━━ INFORMATION SHOWN

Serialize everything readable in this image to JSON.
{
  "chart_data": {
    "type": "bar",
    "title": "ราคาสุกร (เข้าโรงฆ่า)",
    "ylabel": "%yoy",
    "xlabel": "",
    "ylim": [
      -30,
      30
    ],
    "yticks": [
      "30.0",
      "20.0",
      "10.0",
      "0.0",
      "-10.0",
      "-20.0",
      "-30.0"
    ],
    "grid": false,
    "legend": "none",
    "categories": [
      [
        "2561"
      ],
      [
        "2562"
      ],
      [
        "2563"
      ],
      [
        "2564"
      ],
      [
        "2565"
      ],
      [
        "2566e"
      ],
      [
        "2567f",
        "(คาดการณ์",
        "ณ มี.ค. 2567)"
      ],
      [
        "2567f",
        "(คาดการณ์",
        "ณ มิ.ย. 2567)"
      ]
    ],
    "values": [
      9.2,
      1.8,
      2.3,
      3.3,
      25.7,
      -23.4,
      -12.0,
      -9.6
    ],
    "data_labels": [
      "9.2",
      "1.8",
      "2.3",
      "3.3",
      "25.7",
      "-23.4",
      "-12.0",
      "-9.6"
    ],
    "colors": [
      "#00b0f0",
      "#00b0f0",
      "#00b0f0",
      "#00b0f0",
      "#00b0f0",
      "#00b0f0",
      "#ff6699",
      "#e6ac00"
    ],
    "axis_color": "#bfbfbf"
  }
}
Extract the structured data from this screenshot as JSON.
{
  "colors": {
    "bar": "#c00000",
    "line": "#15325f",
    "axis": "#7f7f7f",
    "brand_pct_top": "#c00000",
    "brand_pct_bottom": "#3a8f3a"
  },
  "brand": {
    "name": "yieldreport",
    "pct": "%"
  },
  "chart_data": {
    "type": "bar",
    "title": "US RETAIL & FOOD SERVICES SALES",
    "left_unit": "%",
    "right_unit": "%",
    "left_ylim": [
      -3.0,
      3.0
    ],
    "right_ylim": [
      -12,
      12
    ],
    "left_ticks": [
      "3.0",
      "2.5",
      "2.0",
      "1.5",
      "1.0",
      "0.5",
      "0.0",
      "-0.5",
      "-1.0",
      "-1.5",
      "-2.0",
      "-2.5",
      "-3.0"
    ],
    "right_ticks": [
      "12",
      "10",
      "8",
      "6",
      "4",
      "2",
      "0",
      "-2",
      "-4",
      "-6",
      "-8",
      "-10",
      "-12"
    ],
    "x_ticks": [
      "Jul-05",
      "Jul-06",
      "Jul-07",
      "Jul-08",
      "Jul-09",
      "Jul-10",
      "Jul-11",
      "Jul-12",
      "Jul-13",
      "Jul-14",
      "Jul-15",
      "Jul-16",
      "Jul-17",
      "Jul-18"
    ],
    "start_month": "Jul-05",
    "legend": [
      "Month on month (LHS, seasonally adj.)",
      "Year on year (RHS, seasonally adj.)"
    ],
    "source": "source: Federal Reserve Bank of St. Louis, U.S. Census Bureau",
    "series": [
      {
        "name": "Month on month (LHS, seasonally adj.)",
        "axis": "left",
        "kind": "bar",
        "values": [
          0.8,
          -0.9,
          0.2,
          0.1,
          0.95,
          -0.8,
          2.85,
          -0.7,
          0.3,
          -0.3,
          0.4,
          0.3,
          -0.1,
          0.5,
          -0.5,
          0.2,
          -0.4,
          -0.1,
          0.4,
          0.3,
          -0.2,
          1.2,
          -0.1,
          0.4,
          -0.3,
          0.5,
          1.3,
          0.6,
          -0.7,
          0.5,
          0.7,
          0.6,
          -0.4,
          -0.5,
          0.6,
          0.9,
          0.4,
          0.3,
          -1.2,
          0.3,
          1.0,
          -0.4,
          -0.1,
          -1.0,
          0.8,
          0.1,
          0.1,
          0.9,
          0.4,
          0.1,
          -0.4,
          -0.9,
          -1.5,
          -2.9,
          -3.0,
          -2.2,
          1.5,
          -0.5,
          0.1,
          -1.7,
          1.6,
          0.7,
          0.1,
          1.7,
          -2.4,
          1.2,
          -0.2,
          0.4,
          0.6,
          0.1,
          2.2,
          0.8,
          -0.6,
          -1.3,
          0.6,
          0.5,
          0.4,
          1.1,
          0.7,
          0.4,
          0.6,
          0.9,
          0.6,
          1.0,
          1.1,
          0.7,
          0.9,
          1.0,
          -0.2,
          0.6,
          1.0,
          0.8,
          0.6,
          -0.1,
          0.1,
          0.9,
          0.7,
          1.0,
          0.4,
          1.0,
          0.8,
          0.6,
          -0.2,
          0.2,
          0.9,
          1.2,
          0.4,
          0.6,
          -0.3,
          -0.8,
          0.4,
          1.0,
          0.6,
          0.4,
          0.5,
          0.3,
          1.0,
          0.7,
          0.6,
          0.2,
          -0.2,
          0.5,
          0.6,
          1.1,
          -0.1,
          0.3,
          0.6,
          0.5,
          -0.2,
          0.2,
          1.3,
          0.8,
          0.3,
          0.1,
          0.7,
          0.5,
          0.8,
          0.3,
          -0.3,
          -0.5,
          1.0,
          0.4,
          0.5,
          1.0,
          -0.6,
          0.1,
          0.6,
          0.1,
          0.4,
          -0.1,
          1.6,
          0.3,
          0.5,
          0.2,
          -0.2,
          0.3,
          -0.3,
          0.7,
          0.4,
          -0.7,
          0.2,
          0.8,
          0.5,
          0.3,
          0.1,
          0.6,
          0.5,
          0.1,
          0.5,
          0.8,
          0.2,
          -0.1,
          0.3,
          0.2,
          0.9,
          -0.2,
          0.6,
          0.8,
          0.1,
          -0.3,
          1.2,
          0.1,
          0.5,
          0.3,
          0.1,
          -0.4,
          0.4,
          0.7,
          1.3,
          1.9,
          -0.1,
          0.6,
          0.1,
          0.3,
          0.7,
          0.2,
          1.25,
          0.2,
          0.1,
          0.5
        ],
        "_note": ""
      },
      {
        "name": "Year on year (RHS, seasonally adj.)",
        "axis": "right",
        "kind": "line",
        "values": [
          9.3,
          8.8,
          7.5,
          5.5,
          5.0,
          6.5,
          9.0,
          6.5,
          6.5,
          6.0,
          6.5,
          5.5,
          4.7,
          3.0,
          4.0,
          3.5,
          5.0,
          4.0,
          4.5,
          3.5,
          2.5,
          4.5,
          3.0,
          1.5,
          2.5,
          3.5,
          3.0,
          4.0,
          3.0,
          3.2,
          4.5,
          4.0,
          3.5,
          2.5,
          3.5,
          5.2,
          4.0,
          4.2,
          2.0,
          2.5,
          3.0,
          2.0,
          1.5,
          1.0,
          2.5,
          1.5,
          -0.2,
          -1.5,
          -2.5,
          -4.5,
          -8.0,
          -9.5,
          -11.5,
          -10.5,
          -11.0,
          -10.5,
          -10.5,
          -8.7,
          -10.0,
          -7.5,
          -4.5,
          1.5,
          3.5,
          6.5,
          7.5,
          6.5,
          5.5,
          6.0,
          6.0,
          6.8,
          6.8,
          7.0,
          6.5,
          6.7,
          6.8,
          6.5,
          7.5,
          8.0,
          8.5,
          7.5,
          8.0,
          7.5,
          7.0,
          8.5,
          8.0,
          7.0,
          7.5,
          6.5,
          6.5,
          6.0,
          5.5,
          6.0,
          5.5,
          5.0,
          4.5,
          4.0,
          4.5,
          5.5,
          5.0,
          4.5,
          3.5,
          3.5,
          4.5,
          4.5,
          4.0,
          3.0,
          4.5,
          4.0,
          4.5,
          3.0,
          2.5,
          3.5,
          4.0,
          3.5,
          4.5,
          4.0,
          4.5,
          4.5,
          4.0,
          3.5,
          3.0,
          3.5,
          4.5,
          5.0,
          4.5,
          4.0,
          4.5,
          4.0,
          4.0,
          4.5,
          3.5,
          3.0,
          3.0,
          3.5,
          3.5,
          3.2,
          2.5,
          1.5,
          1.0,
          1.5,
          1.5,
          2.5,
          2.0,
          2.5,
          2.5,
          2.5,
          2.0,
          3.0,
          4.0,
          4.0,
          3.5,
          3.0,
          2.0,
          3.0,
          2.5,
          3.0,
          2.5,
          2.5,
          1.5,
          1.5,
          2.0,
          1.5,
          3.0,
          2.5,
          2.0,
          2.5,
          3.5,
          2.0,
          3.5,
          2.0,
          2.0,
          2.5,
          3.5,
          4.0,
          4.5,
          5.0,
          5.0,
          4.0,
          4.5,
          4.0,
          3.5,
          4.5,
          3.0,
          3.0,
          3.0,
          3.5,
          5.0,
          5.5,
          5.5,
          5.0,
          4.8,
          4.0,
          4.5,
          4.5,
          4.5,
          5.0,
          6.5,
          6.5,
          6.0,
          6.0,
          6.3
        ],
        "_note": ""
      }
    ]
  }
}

━━━━

--- EXERCISE INSTRUCTIONS ---
Return each line that includes "name".

--- REPLY ---
    "name": "yieldreport",
        "name": "Month on month (LHS, seasonally adj.)",
        "name": "Year on year (RHS, seasonally adj.)",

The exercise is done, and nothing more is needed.